STATED GOAL 1 >>
Please answer these from the mailing-list thread on NULL:
(a) Which standard header does the thread name as one that defines NULL?
(b) What two usual definitions of NULL does it give?
(c) What does it recommend including when asking for help, instead of guessing at the relevant parts?
STATED GOAL 2 >>
According to the mailing-list thread on NULL, why is it usually best to include a tested reproducer rather than guess which parts matter? Explain in one to three sentences.

On 2009-10-12, Iñaki Baz C. [email protected] wrote:


#include <stdio.h>
int main(void) {
enum kk {NULL=0, NS=1, URL=2};
}

NULL is a symbol defined by the implementation, and defined by several
of
the standard headers (including <stdio.h>).

Usually, it is either “0” or “(void *) 0” or something equivalent.

$ gcc file_b.c
file_b.c: In function ?main?:
file_b.c:3: error: expected identifier before ?(? token

I’d bet you’ve got one where it’s “(void *) 0”.

-s

On Mon, Oct 12, 2009 at 7:25 PM, Seebs [email protected] wrote:

On 2009-10-12, Iñaki Baz C. [email protected] wrote:

Right, I’m sorry. I never spected that the usage of “NULL” was creating the
issue.

The secret to effective debugging:

If you suspected what it was, you wouldn’t need to ask for help. So it
is usually best to try to include a tested reproducer rather than guessing
at which parts are relevant.

At least, mocking up an example is fine, but check that the mocked up
example demonstrates the same failure. In this case, your mocked up
example did not, and having seen that, you would likely have solved
the problem yourself :slight_smile:

Paul S.

Stored data entries:
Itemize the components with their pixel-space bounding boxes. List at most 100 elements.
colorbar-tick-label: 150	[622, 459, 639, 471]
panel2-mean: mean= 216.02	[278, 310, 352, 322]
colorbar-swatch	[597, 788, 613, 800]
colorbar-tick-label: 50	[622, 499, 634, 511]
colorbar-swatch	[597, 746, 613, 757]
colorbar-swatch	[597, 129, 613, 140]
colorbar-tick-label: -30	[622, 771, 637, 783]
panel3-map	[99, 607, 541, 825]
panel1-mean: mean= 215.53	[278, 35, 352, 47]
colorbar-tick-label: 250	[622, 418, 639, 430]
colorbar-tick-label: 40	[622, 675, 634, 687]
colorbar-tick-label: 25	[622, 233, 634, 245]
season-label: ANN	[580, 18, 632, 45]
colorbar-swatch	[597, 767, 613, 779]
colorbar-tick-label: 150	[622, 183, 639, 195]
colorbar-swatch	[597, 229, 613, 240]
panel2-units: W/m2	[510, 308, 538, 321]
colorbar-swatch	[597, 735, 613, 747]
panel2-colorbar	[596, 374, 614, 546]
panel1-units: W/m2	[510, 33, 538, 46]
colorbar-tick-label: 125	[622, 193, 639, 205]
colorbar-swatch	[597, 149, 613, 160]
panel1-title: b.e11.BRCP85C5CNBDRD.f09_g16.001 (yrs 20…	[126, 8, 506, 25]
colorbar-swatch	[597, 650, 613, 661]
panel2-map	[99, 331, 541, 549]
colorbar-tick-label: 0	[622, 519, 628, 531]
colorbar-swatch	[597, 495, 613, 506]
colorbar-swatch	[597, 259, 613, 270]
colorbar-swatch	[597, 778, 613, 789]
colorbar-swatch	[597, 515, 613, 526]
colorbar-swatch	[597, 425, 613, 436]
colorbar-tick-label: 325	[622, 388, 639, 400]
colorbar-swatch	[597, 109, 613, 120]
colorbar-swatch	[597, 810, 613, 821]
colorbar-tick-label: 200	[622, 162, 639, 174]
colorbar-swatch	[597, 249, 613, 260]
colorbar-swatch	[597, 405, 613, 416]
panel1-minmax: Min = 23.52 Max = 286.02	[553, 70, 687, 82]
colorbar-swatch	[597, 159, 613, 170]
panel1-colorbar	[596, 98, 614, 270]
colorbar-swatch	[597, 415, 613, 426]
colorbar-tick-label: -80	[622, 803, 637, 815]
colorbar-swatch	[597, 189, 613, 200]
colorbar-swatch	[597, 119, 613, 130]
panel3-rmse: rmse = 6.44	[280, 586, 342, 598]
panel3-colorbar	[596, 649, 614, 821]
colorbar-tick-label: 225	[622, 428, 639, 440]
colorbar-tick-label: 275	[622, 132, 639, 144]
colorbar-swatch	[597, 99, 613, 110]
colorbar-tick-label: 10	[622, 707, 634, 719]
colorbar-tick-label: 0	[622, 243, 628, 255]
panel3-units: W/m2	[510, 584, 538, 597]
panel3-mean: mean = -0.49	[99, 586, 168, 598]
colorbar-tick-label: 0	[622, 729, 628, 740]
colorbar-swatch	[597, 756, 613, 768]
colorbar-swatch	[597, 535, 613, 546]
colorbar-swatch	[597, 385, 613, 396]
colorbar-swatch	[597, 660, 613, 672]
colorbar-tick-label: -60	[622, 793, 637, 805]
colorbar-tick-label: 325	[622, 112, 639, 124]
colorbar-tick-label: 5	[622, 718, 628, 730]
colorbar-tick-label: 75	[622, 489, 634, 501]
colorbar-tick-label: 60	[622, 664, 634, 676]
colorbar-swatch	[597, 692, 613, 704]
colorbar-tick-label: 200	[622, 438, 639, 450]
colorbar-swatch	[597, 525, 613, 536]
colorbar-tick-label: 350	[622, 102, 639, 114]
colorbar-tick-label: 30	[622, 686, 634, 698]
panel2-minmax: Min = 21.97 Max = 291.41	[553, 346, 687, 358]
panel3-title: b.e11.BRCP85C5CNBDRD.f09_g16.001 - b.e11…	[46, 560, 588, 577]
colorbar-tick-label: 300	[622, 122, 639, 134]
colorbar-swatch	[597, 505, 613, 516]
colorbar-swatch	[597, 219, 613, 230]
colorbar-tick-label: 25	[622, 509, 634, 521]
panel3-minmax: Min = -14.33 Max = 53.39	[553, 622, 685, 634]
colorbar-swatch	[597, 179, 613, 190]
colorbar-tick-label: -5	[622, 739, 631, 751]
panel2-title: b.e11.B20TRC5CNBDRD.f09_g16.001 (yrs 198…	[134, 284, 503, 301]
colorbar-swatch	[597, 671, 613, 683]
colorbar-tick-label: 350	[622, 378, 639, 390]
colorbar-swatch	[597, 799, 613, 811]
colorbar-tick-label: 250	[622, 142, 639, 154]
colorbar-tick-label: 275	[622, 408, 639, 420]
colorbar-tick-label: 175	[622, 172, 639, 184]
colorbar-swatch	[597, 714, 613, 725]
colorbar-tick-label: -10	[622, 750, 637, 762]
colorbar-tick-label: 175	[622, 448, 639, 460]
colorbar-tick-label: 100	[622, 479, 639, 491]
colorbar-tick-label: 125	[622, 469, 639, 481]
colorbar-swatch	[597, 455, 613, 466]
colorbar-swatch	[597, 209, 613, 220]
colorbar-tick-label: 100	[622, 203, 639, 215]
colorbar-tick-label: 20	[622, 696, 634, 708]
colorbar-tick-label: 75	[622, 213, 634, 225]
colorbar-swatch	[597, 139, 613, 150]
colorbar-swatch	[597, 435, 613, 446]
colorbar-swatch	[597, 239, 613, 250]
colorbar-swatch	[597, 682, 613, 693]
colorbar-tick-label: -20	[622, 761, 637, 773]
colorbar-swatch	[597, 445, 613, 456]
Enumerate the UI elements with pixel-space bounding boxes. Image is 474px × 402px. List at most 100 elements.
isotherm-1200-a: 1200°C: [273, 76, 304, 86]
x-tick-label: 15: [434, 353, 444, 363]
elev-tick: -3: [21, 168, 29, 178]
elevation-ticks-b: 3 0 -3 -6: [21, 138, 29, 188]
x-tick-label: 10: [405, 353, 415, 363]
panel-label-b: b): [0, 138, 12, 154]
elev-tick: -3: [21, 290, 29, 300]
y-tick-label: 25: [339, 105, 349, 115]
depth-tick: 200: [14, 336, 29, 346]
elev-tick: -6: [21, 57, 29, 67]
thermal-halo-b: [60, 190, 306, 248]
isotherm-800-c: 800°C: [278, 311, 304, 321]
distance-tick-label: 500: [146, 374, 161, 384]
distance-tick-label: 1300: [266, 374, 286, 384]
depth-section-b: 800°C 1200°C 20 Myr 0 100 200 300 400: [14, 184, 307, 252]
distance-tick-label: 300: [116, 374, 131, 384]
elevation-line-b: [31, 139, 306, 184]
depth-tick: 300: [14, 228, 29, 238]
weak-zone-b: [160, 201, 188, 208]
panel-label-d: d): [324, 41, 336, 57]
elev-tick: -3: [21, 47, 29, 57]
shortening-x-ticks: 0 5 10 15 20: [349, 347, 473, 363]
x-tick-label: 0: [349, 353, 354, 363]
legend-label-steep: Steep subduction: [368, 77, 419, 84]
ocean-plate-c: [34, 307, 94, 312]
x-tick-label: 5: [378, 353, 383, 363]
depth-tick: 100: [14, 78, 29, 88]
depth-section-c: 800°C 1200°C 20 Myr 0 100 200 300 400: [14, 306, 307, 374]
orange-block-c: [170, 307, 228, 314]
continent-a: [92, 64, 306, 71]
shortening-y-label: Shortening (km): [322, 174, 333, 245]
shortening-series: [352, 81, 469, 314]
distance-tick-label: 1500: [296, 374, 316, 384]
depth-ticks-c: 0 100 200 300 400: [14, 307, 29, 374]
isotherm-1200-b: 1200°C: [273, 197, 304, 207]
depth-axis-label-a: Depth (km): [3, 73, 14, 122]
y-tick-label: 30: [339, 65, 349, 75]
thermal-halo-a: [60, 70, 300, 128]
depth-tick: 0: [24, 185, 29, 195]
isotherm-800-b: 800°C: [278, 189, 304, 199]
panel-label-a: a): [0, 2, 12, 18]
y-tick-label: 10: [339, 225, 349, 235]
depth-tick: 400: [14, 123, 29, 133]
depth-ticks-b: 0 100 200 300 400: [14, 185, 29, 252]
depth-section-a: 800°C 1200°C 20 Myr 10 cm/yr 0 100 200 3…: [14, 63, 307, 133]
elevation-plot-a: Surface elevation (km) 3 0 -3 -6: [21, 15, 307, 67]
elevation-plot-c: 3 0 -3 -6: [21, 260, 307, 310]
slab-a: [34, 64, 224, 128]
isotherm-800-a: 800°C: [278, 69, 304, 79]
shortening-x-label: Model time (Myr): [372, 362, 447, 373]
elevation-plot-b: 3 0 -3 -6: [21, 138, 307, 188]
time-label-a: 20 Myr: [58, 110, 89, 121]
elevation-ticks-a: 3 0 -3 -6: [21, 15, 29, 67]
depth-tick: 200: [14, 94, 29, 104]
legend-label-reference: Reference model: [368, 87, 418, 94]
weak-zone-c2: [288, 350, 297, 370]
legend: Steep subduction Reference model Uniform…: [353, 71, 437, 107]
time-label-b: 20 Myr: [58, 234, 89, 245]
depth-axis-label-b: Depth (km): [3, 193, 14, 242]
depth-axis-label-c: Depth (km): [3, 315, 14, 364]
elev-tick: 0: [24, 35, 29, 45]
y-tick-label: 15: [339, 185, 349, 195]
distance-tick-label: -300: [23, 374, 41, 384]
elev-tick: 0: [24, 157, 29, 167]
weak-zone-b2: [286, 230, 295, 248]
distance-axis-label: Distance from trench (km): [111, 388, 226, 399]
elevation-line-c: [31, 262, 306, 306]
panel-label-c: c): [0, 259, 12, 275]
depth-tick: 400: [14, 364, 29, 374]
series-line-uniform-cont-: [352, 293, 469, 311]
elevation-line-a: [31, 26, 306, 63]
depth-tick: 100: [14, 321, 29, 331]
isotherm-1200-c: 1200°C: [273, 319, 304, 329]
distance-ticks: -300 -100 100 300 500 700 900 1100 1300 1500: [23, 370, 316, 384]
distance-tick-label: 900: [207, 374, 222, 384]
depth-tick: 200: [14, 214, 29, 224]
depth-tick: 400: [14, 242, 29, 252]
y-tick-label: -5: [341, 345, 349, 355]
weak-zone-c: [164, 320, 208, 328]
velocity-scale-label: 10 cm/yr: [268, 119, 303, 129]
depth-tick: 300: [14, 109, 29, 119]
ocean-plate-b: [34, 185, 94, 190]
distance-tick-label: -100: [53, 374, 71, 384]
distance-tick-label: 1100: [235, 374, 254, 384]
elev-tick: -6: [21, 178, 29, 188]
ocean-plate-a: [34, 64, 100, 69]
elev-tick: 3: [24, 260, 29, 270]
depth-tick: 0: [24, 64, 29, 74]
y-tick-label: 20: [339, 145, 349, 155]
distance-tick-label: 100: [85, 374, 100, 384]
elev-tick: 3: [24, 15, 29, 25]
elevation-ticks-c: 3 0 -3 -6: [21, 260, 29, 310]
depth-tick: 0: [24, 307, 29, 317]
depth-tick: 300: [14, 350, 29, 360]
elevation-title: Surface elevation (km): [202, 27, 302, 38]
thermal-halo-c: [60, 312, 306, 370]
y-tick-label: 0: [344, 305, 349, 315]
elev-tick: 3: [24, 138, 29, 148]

FULL OUTPUT 1 >>
(a) <stdio.h>
(b) "0" or "(void *) 0"
(c) A tested reproducer

FULL OUTPUT 2 >>
If you suspected what the problem was, you wouldn't need to ask for help, so guessing at the relevant parts is unreliable. A mocked-up example is acceptable only if it shows the same failure. Here it did not, and noticing that would likely have let the asker solve the problem alone.